INPUT ROWS =
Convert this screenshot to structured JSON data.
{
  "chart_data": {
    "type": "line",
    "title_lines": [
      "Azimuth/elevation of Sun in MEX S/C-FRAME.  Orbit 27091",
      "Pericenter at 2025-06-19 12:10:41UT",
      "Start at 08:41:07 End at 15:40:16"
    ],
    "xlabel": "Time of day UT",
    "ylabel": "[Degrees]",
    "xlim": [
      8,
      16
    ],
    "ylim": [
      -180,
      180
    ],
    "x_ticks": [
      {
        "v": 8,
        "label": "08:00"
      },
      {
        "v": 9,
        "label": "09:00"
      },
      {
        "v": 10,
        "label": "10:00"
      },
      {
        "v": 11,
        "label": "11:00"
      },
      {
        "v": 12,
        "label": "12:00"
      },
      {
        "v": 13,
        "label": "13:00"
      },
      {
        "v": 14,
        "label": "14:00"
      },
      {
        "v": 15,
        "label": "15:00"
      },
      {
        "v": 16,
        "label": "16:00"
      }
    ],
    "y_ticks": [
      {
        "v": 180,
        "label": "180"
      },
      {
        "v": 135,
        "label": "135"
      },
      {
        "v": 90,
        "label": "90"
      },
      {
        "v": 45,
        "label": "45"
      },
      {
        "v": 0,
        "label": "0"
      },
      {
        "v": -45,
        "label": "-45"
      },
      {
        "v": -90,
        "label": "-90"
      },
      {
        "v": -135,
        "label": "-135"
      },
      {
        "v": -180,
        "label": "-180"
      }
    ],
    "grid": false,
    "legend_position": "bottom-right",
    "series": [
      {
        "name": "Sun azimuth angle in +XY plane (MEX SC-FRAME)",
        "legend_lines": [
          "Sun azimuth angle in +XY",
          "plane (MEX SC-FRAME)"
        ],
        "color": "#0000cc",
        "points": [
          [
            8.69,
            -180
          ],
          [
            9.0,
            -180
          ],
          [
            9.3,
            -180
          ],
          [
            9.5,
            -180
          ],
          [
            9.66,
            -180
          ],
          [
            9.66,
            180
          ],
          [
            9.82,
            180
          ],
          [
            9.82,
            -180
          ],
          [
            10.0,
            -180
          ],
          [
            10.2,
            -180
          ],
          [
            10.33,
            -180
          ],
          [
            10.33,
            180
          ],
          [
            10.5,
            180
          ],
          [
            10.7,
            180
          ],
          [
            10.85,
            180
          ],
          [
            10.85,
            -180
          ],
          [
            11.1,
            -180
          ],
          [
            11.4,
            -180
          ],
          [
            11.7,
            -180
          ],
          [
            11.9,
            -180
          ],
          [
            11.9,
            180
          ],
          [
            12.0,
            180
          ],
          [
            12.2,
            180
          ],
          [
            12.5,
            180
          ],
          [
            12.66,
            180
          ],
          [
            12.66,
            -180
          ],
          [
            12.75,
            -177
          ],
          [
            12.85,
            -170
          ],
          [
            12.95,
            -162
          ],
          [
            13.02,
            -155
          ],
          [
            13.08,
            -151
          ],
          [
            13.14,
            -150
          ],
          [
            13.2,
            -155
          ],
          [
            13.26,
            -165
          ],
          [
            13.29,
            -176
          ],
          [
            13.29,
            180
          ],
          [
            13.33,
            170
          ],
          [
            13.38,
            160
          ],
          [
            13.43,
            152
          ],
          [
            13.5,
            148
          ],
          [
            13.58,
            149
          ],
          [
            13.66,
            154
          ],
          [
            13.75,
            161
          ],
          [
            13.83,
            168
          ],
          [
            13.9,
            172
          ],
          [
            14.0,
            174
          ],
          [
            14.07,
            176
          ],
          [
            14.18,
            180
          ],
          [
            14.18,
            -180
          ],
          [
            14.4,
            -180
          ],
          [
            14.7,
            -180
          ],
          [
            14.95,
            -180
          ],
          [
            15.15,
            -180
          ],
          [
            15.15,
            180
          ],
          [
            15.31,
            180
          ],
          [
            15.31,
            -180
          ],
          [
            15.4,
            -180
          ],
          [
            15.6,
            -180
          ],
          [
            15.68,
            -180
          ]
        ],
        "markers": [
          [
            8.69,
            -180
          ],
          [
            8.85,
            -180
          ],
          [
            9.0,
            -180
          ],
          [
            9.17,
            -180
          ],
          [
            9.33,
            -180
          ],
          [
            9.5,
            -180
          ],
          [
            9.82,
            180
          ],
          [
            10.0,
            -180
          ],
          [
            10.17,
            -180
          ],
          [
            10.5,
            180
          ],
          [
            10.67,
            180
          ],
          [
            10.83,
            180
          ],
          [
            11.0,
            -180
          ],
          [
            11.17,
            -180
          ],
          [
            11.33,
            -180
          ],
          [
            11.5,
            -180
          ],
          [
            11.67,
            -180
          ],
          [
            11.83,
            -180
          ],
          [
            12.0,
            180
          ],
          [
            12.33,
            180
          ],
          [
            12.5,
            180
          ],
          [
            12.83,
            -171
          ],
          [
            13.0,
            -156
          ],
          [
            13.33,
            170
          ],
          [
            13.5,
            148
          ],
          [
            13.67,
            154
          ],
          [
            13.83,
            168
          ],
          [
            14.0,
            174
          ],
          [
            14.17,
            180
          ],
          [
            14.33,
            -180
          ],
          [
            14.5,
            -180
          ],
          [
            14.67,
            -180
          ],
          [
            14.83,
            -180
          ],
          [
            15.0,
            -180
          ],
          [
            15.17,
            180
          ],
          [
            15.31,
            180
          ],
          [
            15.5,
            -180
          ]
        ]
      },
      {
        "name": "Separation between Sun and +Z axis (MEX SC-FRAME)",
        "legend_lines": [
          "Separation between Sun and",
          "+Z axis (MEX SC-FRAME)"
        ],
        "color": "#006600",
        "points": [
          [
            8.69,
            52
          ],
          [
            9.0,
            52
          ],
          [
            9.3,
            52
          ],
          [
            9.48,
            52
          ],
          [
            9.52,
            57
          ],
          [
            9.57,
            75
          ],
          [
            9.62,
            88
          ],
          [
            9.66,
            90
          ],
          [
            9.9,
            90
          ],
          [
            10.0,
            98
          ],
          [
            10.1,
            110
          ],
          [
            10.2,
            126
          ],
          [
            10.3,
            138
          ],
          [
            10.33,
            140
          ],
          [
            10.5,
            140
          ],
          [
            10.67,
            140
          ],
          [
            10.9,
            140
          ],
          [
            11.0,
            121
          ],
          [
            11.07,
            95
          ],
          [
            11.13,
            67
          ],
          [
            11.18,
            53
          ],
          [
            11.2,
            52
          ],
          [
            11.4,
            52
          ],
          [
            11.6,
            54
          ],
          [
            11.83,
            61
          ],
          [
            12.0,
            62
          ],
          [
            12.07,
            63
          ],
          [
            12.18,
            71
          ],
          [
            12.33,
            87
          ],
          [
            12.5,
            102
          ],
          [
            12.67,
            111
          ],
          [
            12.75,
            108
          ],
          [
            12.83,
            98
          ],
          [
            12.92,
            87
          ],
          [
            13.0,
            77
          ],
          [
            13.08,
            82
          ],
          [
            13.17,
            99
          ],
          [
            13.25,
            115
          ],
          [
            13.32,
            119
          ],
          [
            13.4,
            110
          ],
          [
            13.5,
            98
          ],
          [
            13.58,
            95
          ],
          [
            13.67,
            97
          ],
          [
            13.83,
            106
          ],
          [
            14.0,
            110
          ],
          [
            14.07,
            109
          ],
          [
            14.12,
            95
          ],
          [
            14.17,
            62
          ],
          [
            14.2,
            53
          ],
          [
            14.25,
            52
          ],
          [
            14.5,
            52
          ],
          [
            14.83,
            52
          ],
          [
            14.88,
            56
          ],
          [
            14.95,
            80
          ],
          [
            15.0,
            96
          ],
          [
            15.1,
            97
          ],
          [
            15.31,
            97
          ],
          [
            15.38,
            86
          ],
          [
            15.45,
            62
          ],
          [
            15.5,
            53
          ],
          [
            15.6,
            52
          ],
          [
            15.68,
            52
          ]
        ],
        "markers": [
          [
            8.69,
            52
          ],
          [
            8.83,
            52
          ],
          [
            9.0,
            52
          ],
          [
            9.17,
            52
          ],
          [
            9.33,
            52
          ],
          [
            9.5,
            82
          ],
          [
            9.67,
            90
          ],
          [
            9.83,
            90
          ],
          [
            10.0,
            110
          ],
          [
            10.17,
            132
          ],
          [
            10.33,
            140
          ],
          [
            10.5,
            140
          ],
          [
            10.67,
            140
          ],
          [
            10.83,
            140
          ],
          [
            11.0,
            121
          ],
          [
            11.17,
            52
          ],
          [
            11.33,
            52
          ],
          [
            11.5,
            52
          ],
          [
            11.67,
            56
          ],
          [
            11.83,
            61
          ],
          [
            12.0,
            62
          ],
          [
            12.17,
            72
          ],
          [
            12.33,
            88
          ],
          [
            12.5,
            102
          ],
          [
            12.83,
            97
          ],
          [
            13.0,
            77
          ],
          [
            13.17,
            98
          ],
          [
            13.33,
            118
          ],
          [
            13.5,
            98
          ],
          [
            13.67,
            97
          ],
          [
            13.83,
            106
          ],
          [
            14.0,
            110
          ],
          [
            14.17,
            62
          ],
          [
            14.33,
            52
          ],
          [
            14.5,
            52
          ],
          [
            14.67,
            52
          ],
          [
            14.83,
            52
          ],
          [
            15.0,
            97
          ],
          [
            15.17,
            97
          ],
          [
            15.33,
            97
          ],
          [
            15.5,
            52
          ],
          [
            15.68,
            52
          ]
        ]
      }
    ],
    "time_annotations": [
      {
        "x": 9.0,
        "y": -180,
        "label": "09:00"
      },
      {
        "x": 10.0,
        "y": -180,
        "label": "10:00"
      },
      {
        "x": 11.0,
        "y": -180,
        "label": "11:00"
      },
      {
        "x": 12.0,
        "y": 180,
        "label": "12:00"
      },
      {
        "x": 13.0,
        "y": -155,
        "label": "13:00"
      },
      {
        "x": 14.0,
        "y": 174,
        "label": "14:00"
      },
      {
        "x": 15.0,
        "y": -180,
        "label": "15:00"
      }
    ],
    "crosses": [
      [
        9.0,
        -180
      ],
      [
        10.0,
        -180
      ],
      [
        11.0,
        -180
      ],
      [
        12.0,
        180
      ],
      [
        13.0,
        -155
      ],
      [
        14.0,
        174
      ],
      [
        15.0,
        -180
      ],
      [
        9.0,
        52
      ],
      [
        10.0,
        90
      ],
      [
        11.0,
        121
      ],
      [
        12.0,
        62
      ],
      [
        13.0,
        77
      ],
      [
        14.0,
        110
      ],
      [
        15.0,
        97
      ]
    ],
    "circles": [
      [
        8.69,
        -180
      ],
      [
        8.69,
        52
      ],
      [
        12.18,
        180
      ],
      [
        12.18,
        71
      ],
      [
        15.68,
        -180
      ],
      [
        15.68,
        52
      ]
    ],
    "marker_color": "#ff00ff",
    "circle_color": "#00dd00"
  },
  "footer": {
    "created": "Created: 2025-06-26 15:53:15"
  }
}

EXERCISE DIRECTIONS = Copy out each line of the records where the string "axis" appears.

CORRECT RESULT =
        "name": "Separation between Sun and +Z axis (MEX SC-FRAME)",
          "+Z axis (MEX SC-FRAME)"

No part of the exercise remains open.